### Given request
Work out how many lines contain "type". Reply with the count alone.

### Records shown
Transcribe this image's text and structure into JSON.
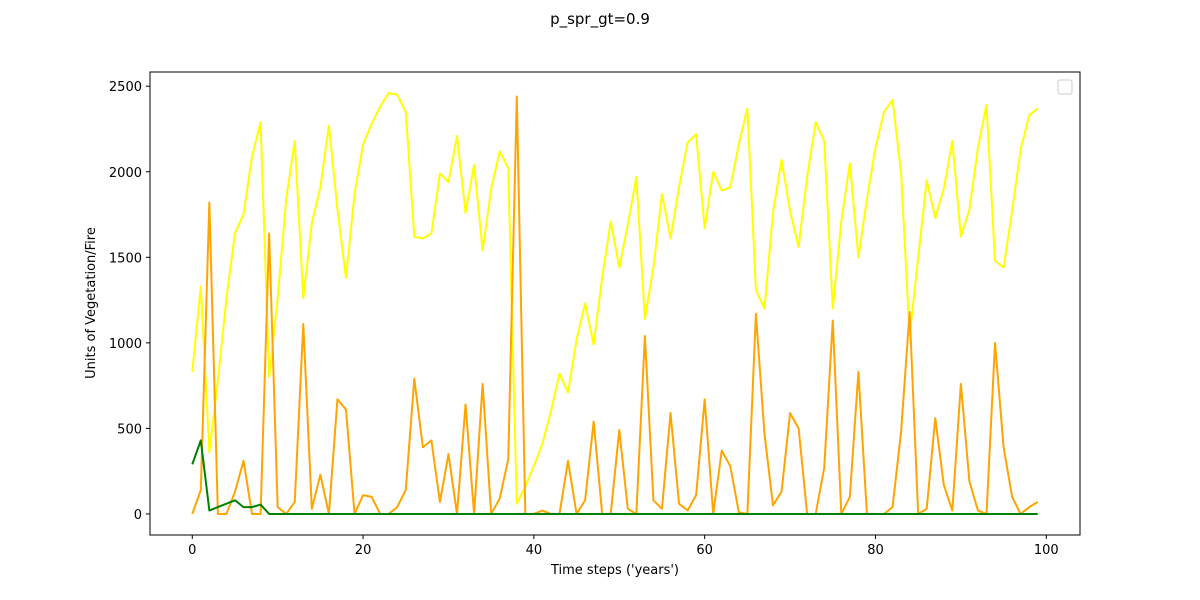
{
  "chart_data": {
    "type": "line",
    "title": "p_spr_gt=0.9",
    "xlabel": "Time steps ('years')",
    "ylabel": "Units of Vegetation/Fire",
    "xlim": [
      -4.95,
      103.95
    ],
    "ylim": [
      -123,
      2583
    ],
    "xticks": [
      0,
      20,
      40,
      60,
      80,
      100
    ],
    "yticks": [
      0,
      500,
      1000,
      1500,
      2000,
      2500
    ],
    "grid": false,
    "legend": "top-right (empty)",
    "x": [
      0,
      1,
      2,
      3,
      4,
      5,
      6,
      7,
      8,
      9,
      10,
      11,
      12,
      13,
      14,
      15,
      16,
      17,
      18,
      19,
      20,
      21,
      22,
      23,
      24,
      25,
      26,
      27,
      28,
      29,
      30,
      31,
      32,
      33,
      34,
      35,
      36,
      37,
      38,
      39,
      40,
      41,
      42,
      43,
      44,
      45,
      46,
      47,
      48,
      49,
      50,
      51,
      52,
      53,
      54,
      55,
      56,
      57,
      58,
      59,
      60,
      61,
      62,
      63,
      64,
      65,
      66,
      67,
      68,
      69,
      70,
      71,
      72,
      73,
      74,
      75,
      76,
      77,
      78,
      79,
      80,
      81,
      82,
      83,
      84,
      85,
      86,
      87,
      88,
      89,
      90,
      91,
      92,
      93,
      94,
      95,
      96,
      97,
      98,
      99
    ],
    "series": [
      {
        "color": "#ffff00",
        "values": [
          830,
          1330,
          360,
          780,
          1260,
          1640,
          1750,
          2090,
          2290,
          800,
          1260,
          1840,
          2180,
          1260,
          1700,
          1910,
          2270,
          1780,
          1380,
          1870,
          2160,
          2280,
          2380,
          2460,
          2450,
          2350,
          1620,
          1610,
          1640,
          1990,
          1940,
          2210,
          1760,
          2040,
          1540,
          1900,
          2120,
          2020,
          60,
          160,
          280,
          410,
          600,
          820,
          710,
          1020,
          1230,
          990,
          1380,
          1710,
          1440,
          1690,
          1970,
          1140,
          1440,
          1870,
          1610,
          1910,
          2170,
          2220,
          1670,
          2000,
          1890,
          1910,
          2160,
          2370,
          1310,
          1200,
          1760,
          2070,
          1770,
          1560,
          1970,
          2290,
          2180,
          1200,
          1710,
          2050,
          1500,
          1840,
          2140,
          2350,
          2420,
          1990,
          1040,
          1500,
          1950,
          1730,
          1900,
          2180,
          1620,
          1780,
          2140,
          2390,
          1480,
          1440,
          1770,
          2130,
          2330,
          2370
        ]
      },
      {
        "color": "#ffa500",
        "values": [
          0,
          140,
          1820,
          0,
          0,
          130,
          310,
          0,
          0,
          1640,
          40,
          0,
          70,
          1110,
          30,
          230,
          0,
          670,
          610,
          0,
          110,
          100,
          0,
          0,
          40,
          140,
          790,
          390,
          430,
          70,
          350,
          0,
          640,
          0,
          760,
          0,
          90,
          320,
          2440,
          0,
          0,
          20,
          0,
          0,
          310,
          0,
          80,
          540,
          0,
          0,
          490,
          30,
          0,
          1040,
          80,
          30,
          590,
          60,
          20,
          110,
          670,
          0,
          370,
          280,
          10,
          0,
          1170,
          470,
          50,
          130,
          590,
          500,
          0,
          0,
          270,
          1130,
          0,
          100,
          830,
          0,
          0,
          0,
          40,
          480,
          1180,
          0,
          30,
          560,
          170,
          20,
          760,
          190,
          20,
          0,
          1000,
          390,
          100,
          0,
          40,
          70
        ]
      },
      {
        "color": "#008000",
        "values": [
          290,
          430,
          20,
          40,
          60,
          80,
          40,
          40,
          55,
          0,
          0,
          0,
          0,
          0,
          0,
          0,
          0,
          0,
          0,
          0,
          0,
          0,
          0,
          0,
          0,
          0,
          0,
          0,
          0,
          0,
          0,
          0,
          0,
          0,
          0,
          0,
          0,
          0,
          0,
          0,
          0,
          0,
          0,
          0,
          0,
          0,
          0,
          0,
          0,
          0,
          0,
          0,
          0,
          0,
          0,
          0,
          0,
          0,
          0,
          0,
          0,
          0,
          0,
          0,
          0,
          0,
          0,
          0,
          0,
          0,
          0,
          0,
          0,
          0,
          0,
          0,
          0,
          0,
          0,
          0,
          0,
          0,
          0,
          0,
          0,
          0,
          0,
          0,
          0,
          0,
          0,
          0,
          0,
          0,
          0,
          0,
          0,
          0,
          0,
          0
        ]
      }
    ]
  }
}
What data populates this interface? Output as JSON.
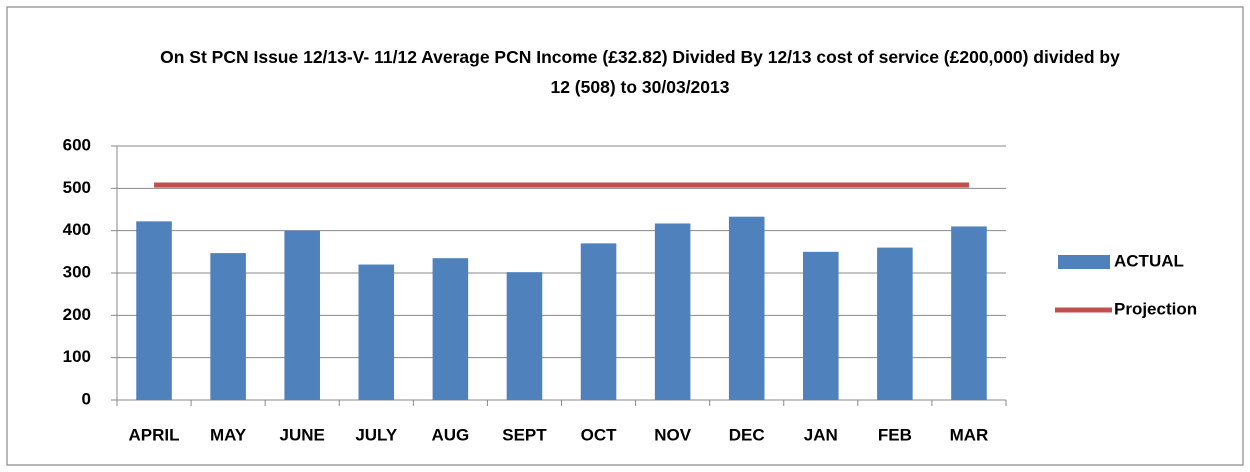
{
  "chart_data": {
    "type": "bar",
    "title": "On St PCN Issue 12/13-V- 11/12 Average PCN Income (£32.82) Divided By 12/13 cost of service (£200,000) divided by 12 (508)  to 30/03/2013",
    "categories": [
      "APRIL",
      "MAY",
      "JUNE",
      "JULY",
      "AUG",
      "SEPT",
      "OCT",
      "NOV",
      "DEC",
      "JAN",
      "FEB",
      "MAR"
    ],
    "series": [
      {
        "name": "ACTUAL",
        "type": "bar",
        "color": "#4f81bd",
        "values": [
          422,
          347,
          400,
          320,
          335,
          302,
          370,
          417,
          433,
          350,
          360,
          410
        ]
      },
      {
        "name": "Projection",
        "type": "line",
        "color": "#c0504d",
        "values": [
          508,
          508,
          508,
          508,
          508,
          508,
          508,
          508,
          508,
          508,
          508,
          508
        ]
      }
    ],
    "ylim": [
      0,
      600
    ],
    "yticks": [
      0,
      100,
      200,
      300,
      400,
      500,
      600
    ],
    "grid": true,
    "legend": "right"
  }
}
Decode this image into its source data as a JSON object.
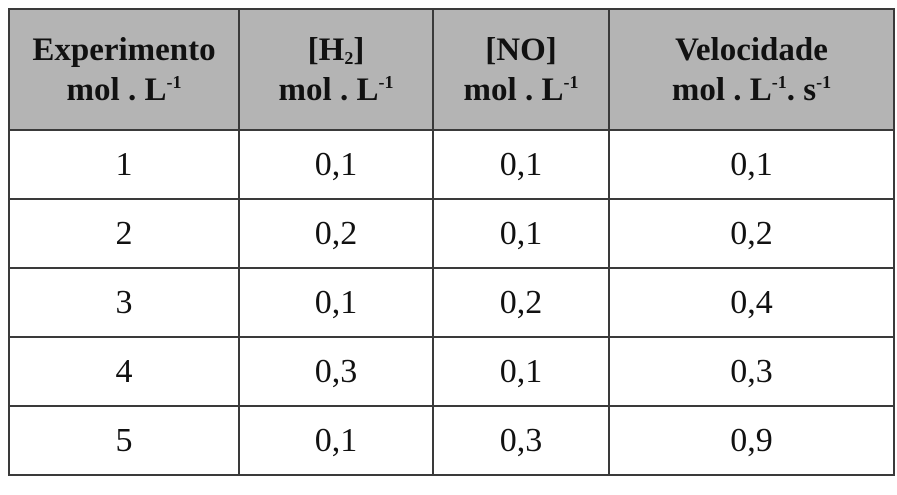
{
  "table": {
    "header": [
      {
        "line1": [
          "Experimento"
        ],
        "line2": [
          "mol . L",
          "-1"
        ]
      },
      {
        "line1": [
          "[H",
          "2",
          "]"
        ],
        "line2": [
          "mol . L",
          "-1"
        ]
      },
      {
        "line1": [
          "[NO]"
        ],
        "line2": [
          "mol . L",
          "-1"
        ]
      },
      {
        "line1": [
          "Velocidade"
        ],
        "line2": [
          "mol . L",
          "-1",
          ". s",
          "-1"
        ]
      }
    ],
    "rows": [
      [
        "1",
        "0,1",
        "0,1",
        "0,1"
      ],
      [
        "2",
        "0,2",
        "0,1",
        "0,2"
      ],
      [
        "3",
        "0,1",
        "0,2",
        "0,4"
      ],
      [
        "4",
        "0,3",
        "0,1",
        "0,3"
      ],
      [
        "5",
        "0,1",
        "0,3",
        "0,9"
      ]
    ]
  }
}
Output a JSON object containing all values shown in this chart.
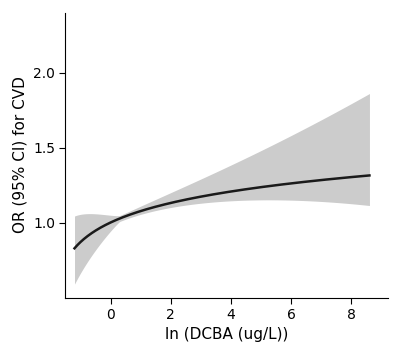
{
  "x_start": -1.2,
  "x_end": 8.6,
  "xlim": [
    -1.5,
    9.2
  ],
  "ylim": [
    0.5,
    2.4
  ],
  "xticks": [
    0,
    2,
    4,
    6,
    8
  ],
  "yticks": [
    1.0,
    1.5,
    2.0
  ],
  "xlabel": "ln (DCBA (ug/L))",
  "ylabel": "OR (95% CI) for CVD",
  "line_color": "#1a1a1a",
  "ci_color": "#cccccc",
  "background_color": "#ffffff",
  "line_width": 1.8,
  "xlabel_fontsize": 11,
  "ylabel_fontsize": 11,
  "tick_fontsize": 10,
  "a_val": 0.87,
  "b_val": 0.188,
  "c_val": 2.0,
  "pivot_x": 0.3
}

### Output for this exercise
4